══ SOURCE DATA
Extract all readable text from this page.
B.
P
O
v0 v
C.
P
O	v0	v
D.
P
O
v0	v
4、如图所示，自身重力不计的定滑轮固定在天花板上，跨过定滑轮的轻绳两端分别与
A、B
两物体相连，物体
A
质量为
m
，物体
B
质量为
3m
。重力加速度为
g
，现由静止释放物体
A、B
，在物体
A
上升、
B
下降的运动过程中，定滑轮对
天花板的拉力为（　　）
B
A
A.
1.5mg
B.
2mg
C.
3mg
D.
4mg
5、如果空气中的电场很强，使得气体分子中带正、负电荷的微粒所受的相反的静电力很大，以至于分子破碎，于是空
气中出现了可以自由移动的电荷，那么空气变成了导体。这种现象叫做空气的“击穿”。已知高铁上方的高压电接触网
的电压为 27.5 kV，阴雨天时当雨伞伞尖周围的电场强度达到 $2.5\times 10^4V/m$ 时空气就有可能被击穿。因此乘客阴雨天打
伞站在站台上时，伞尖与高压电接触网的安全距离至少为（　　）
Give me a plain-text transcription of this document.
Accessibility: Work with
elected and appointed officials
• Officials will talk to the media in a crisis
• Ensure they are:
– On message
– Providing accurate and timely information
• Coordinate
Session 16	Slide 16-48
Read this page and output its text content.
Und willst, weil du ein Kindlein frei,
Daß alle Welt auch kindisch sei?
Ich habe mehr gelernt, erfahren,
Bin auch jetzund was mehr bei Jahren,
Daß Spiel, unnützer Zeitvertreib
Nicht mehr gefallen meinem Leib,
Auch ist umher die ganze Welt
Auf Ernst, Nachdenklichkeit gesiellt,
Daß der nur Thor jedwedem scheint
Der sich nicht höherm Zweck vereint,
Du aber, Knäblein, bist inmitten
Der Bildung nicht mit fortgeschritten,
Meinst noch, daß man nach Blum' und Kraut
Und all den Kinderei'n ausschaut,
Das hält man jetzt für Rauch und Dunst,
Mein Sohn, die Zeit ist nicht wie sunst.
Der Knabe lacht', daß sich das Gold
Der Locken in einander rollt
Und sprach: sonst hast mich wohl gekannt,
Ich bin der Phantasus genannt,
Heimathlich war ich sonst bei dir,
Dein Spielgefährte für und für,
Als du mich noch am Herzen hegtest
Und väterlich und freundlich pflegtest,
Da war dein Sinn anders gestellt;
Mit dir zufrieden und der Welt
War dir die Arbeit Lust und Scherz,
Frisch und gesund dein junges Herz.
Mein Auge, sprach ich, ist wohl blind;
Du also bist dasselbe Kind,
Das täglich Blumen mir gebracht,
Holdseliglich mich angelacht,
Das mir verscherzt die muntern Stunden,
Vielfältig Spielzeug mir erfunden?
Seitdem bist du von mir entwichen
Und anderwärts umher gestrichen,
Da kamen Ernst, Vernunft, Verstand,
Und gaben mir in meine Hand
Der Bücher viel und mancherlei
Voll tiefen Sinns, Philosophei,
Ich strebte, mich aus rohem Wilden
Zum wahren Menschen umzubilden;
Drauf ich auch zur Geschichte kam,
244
════
WHAT IS ASKED =
For the listing above, identify each line bearing "mehr".

PROBLEM SOLUTION =
Ich habe mehr gelernt, erfahren,
Bin auch jetzund was mehr bei Jahren,
Nicht mehr gefallen meinem Leib,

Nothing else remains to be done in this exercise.